▸ Records for this exercise:

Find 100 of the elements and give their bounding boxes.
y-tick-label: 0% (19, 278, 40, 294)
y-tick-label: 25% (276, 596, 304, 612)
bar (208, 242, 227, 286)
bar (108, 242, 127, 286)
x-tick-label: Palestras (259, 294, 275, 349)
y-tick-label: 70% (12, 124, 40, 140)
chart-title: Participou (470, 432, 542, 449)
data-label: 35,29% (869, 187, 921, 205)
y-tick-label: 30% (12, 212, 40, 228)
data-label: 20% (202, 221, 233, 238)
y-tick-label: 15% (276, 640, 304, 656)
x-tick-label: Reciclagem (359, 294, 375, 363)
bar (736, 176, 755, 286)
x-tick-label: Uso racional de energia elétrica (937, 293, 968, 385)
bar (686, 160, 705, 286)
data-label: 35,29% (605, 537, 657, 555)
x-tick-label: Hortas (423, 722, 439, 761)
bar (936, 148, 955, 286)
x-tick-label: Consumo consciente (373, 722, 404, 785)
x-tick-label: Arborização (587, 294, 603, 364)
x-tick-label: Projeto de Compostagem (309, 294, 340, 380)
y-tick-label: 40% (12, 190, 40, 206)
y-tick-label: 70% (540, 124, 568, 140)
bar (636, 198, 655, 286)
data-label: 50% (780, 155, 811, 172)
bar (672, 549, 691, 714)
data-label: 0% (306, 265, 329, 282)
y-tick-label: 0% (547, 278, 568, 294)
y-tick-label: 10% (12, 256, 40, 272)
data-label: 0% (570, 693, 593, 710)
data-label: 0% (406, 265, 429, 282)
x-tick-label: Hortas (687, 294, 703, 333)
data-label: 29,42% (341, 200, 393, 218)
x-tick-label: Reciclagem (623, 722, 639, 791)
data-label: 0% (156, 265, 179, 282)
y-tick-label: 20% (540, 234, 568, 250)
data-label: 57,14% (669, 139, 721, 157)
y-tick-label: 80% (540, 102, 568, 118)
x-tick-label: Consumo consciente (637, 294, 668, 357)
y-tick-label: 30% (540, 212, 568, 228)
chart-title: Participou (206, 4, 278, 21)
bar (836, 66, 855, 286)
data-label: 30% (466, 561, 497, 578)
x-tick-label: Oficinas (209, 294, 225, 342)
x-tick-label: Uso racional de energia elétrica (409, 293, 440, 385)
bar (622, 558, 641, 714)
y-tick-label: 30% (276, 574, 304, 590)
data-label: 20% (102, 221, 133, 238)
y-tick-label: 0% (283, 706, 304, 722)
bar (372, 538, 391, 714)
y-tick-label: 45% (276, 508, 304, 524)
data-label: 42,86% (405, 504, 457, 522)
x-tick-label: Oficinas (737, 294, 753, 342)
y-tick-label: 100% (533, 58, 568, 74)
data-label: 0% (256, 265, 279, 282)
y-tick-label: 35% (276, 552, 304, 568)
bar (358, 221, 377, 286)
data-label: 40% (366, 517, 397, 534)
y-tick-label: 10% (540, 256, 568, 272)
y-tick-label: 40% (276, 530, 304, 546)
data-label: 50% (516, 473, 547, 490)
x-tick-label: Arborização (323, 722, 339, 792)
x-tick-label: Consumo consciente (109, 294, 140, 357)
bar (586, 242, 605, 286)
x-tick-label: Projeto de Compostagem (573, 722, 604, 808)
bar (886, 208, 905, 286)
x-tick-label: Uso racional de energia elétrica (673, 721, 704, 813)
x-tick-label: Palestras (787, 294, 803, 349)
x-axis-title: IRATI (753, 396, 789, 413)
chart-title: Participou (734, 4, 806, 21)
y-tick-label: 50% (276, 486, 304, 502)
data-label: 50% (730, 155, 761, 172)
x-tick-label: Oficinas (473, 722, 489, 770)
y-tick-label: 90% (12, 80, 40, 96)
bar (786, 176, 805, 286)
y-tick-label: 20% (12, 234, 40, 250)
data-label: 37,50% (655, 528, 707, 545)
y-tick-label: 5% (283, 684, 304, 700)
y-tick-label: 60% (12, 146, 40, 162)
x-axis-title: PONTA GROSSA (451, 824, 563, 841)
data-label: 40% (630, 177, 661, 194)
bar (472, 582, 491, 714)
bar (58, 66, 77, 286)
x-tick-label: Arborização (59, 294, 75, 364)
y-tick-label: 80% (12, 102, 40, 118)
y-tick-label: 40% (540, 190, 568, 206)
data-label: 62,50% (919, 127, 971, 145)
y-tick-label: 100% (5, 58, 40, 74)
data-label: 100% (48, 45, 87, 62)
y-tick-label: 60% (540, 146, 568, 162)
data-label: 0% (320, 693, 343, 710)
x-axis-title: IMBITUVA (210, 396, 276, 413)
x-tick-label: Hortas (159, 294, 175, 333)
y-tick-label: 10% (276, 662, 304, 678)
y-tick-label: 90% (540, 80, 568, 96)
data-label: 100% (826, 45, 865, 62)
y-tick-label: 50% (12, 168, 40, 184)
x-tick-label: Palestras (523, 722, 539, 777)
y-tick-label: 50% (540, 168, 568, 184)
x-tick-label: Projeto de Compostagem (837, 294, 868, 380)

▸ What to produce: Copy every one of the rows above, without changing anything.

▸ Answer to the exercise:
Find 100 of the elements and give their bounding boxes.
y-tick-label: 0% (19, 278, 40, 294)
y-tick-label: 25% (276, 596, 304, 612)
bar (208, 242, 227, 286)
bar (108, 242, 127, 286)
x-tick-label: Palestras (259, 294, 275, 349)
y-tick-label: 70% (12, 124, 40, 140)
chart-title: Participou (470, 432, 542, 449)
data-label: 35,29% (869, 187, 921, 205)
y-tick-label: 30% (12, 212, 40, 228)
data-label: 20% (202, 221, 233, 238)
y-tick-label: 15% (276, 640, 304, 656)
x-tick-label: Reciclagem (359, 294, 375, 363)
bar (736, 176, 755, 286)
x-tick-label: Uso racional de energia elétrica (937, 293, 968, 385)
bar (686, 160, 705, 286)
data-label: 35,29% (605, 537, 657, 555)
x-tick-label: Hortas (423, 722, 439, 761)
bar (936, 148, 955, 286)
x-tick-label: Consumo consciente (373, 722, 404, 785)
x-tick-label: Arborização (587, 294, 603, 364)
x-tick-label: Projeto de Compostagem (309, 294, 340, 380)
y-tick-label: 40% (12, 190, 40, 206)
y-tick-label: 70% (540, 124, 568, 140)
bar (636, 198, 655, 286)
data-label: 50% (780, 155, 811, 172)
bar (672, 549, 691, 714)
data-label: 0% (306, 265, 329, 282)
y-tick-label: 0% (547, 278, 568, 294)
y-tick-label: 10% (12, 256, 40, 272)
data-label: 0% (570, 693, 593, 710)
data-label: 0% (406, 265, 429, 282)
x-tick-label: Hortas (687, 294, 703, 333)
data-label: 29,42% (341, 200, 393, 218)
x-tick-label: Reciclagem (623, 722, 639, 791)
data-label: 0% (156, 265, 179, 282)
y-tick-label: 20% (540, 234, 568, 250)
data-label: 57,14% (669, 139, 721, 157)
y-tick-label: 80% (540, 102, 568, 118)
x-tick-label: Consumo consciente (637, 294, 668, 357)
y-tick-label: 30% (540, 212, 568, 228)
chart-title: Participou (206, 4, 278, 21)
bar (836, 66, 855, 286)
data-label: 30% (466, 561, 497, 578)
x-tick-label: Oficinas (209, 294, 225, 342)
x-tick-label: Uso racional de energia elétrica (409, 293, 440, 385)
bar (622, 558, 641, 714)
y-tick-label: 30% (276, 574, 304, 590)
data-label: 20% (102, 221, 133, 238)
y-tick-label: 0% (283, 706, 304, 722)
bar (372, 538, 391, 714)
y-tick-label: 45% (276, 508, 304, 524)
data-label: 42,86% (405, 504, 457, 522)
x-tick-label: Oficinas (737, 294, 753, 342)
y-tick-label: 100% (533, 58, 568, 74)
data-label: 0% (256, 265, 279, 282)
y-tick-label: 35% (276, 552, 304, 568)
bar (358, 221, 377, 286)
data-label: 40% (366, 517, 397, 534)
y-tick-label: 10% (540, 256, 568, 272)
y-tick-label: 40% (276, 530, 304, 546)
data-label: 50% (516, 473, 547, 490)
x-tick-label: Arborização (323, 722, 339, 792)
x-tick-label: Consumo consciente (109, 294, 140, 357)
bar (586, 242, 605, 286)
x-tick-label: Projeto de Compostagem (573, 722, 604, 808)
bar (886, 208, 905, 286)
x-tick-label: Uso racional de energia elétrica (673, 721, 704, 813)
x-tick-label: Palestras (787, 294, 803, 349)
x-axis-title: IRATI (753, 396, 789, 413)
chart-title: Participou (734, 4, 806, 21)
y-tick-label: 50% (276, 486, 304, 502)
data-label: 50% (730, 155, 761, 172)
x-tick-label: Oficinas (473, 722, 489, 770)
y-tick-label: 90% (12, 80, 40, 96)
bar (786, 176, 805, 286)
y-tick-label: 20% (12, 234, 40, 250)
data-label: 37,50% (655, 528, 707, 545)
y-tick-label: 5% (283, 684, 304, 700)
y-tick-label: 60% (12, 146, 40, 162)
x-axis-title: PONTA GROSSA (451, 824, 563, 841)
data-label: 40% (630, 177, 661, 194)
bar (472, 582, 491, 714)
bar (58, 66, 77, 286)
x-tick-label: Arborização (59, 294, 75, 364)
y-tick-label: 80% (12, 102, 40, 118)
y-tick-label: 40% (540, 190, 568, 206)
data-label: 62,50% (919, 127, 971, 145)
y-tick-label: 100% (5, 58, 40, 74)
data-label: 100% (48, 45, 87, 62)
y-tick-label: 60% (540, 146, 568, 162)
data-label: 0% (320, 693, 343, 710)
x-axis-title: IMBITUVA (210, 396, 276, 413)
x-tick-label: Hortas (159, 294, 175, 333)
y-tick-label: 10% (276, 662, 304, 678)
y-tick-label: 90% (540, 80, 568, 96)
data-label: 100% (826, 45, 865, 62)
y-tick-label: 50% (12, 168, 40, 184)
x-tick-label: Palestras (523, 722, 539, 777)
y-tick-label: 50% (540, 168, 568, 184)
x-tick-label: Projeto de Compostagem (837, 294, 868, 380)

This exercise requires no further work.